__Written problem__: Copy out the records precisely, omitting pictures.

### Exercise input ###

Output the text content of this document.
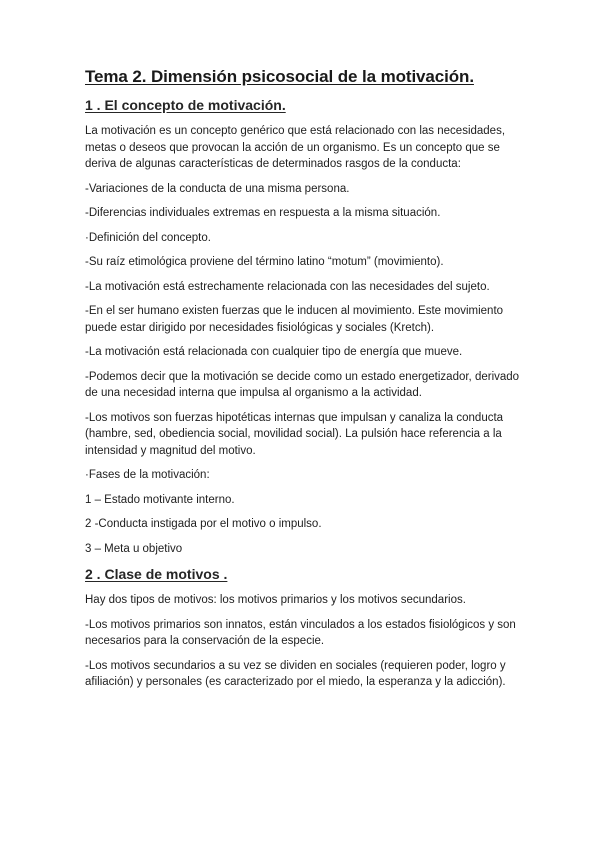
Tema 2. Dimensión psicosocial de la motivación.
1 . El concepto de motivación.

La motivación es un concepto genérico que está relacionado con las necesidades, metas o deseos que provocan la acción de un organismo. Es un concepto que se deriva de algunas características de determinados rasgos de la conducta:

-Variaciones de la conducta de una misma persona.

-Diferencias individuales extremas en respuesta a la misma situación.

·Definición del concepto.

-Su raíz etimológica proviene del término latino “motum” (movimiento).

-La motivación está estrechamente relacionada con las necesidades del sujeto.

-En el ser humano existen fuerzas que le inducen al movimiento. Este movimiento puede estar dirigido por necesidades fisiológicas y sociales (Kretch).

-La motivación está relacionada con cualquier tipo de energía que mueve.

-Podemos decir que la motivación se decide como un estado energetizador, derivado de una necesidad interna que impulsa al organismo a la actividad.

-Los motivos son fuerzas hipotéticas internas que impulsan y canaliza la conducta (hambre, sed, obediencia social, movilidad social). La pulsión hace referencia a la intensidad y magnitud del motivo.

·Fases de la motivación:

1 – Estado motivante interno.

2 -Conducta instigada por el motivo o impulso.

3 – Meta u objetivo

2 . Clase de motivos .

Hay dos tipos de motivos: los motivos primarios y los motivos secundarios.

-Los motivos primarios son innatos, están vinculados a los estados fisiológicos y son necesarios para la conservación de la especie.

-Los motivos secundarios a su vez se dividen en sociales (requieren poder, logro y afiliación) y personales (es caracterizado por el miedo, la esperanza y la adicción).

###

__Solved problem__:
Output the text content of this document.
Tema 2. Dimensión psicosocial de la motivación.
1 . El concepto de motivación.

La motivación es un concepto genérico que está relacionado con las necesidades, metas o deseos que provocan la acción de un organismo. Es un concepto que se deriva de algunas características de determinados rasgos de la conducta:

-Variaciones de la conducta de una misma persona.

-Diferencias individuales extremas en respuesta a la misma situación.

·Definición del concepto.

-Su raíz etimológica proviene del término latino “motum” (movimiento).

-La motivación está estrechamente relacionada con las necesidades del sujeto.

-En el ser humano existen fuerzas que le inducen al movimiento. Este movimiento puede estar dirigido por necesidades fisiológicas y sociales (Kretch).

-La motivación está relacionada con cualquier tipo de energía que mueve.

-Podemos decir que la motivación se decide como un estado energetizador, derivado de una necesidad interna que impulsa al organismo a la actividad.

-Los motivos son fuerzas hipotéticas internas que impulsan y canaliza la conducta (hambre, sed, obediencia social, movilidad social). La pulsión hace referencia a la intensidad y magnitud del motivo.

·Fases de la motivación:

1 – Estado motivante interno.

2 -Conducta instigada por el motivo o impulso.

3 – Meta u objetivo

2 . Clase de motivos .

Hay dos tipos de motivos: los motivos primarios y los motivos secundarios.

-Los motivos primarios son innatos, están vinculados a los estados fisiológicos y son necesarios para la conservación de la especie.

-Los motivos secundarios a su vez se dividen en sociales (requieren poder, logro y afiliación) y personales (es caracterizado por el miedo, la esperanza y la adicción).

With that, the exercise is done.